* start *

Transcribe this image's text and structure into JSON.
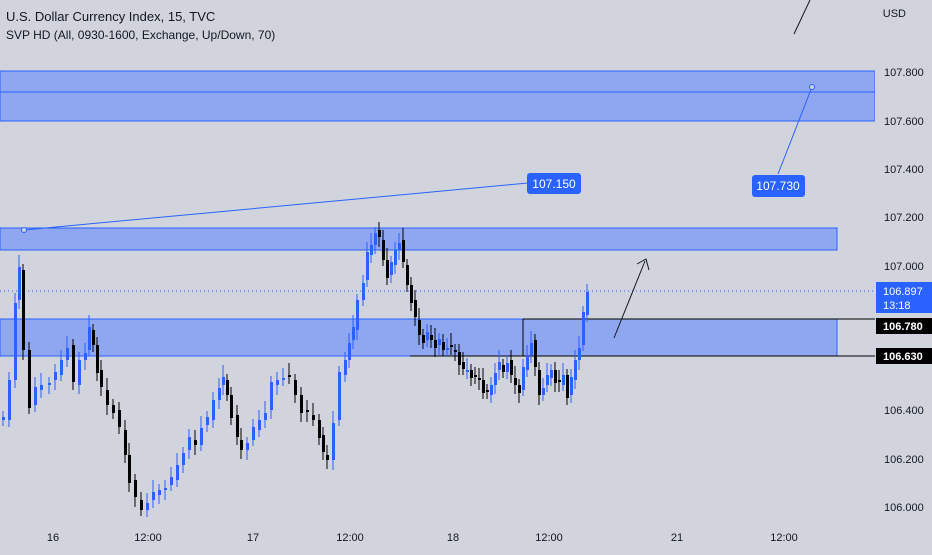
{
  "legend": {
    "title": "U.S. Dollar Currency Index, 15, TVC",
    "indicator": "SVP HD (All, 0930-1600, Exchange, Up/Down, 70)"
  },
  "price_axis": {
    "currency": "USD",
    "ticks": [
      "107.800",
      "107.600",
      "107.400",
      "107.200",
      "107.000",
      "106.400",
      "106.200",
      "106.000"
    ],
    "last_price": "106.897",
    "countdown": "13:18",
    "level_labels": [
      "106.780",
      "106.630"
    ]
  },
  "time_axis": {
    "labels": [
      "16",
      "12:00",
      "17",
      "12:00",
      "18",
      "12:00",
      "21",
      "12:00"
    ]
  },
  "annotations": {
    "callout_left": "107.150",
    "callout_right": "107.730"
  },
  "colors": {
    "background": "#d1d4dc",
    "zone_fill": "#8fa7f0",
    "zone_stroke": "#2962ff",
    "callout_bg": "#2962ff",
    "candle_up": "#2962ff",
    "candle_down": "#000000",
    "label_bg": "#000000",
    "label_text": "#ffffff"
  }
}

* end *

SHORT EXERCISE
Strip the images and reproduce the remaining records precisely.

WRITTEN REPLY
Transcribe this image's text and structure into JSON.
{
  "legend": {
    "title": "U.S. Dollar Currency Index, 15, TVC",
    "indicator": "SVP HD (All, 0930-1600, Exchange, Up/Down, 70)"
  },
  "price_axis": {
    "currency": "USD",
    "ticks": [
      "107.800",
      "107.600",
      "107.400",
      "107.200",
      "107.000",
      "106.400",
      "106.200",
      "106.000"
    ],
    "last_price": "106.897",
    "countdown": "13:18",
    "level_labels": [
      "106.780",
      "106.630"
    ]
  },
  "time_axis": {
    "labels": [
      "16",
      "12:00",
      "17",
      "12:00",
      "18",
      "12:00",
      "21",
      "12:00"
    ]
  },
  "annotations": {
    "callout_left": "107.150",
    "callout_right": "107.730"
  },
  "colors": {
    "background": "#d1d4dc",
    "zone_fill": "#8fa7f0",
    "zone_stroke": "#2962ff",
    "callout_bg": "#2962ff",
    "candle_up": "#2962ff",
    "candle_down": "#000000",
    "label_bg": "#000000",
    "label_text": "#ffffff"
  }
}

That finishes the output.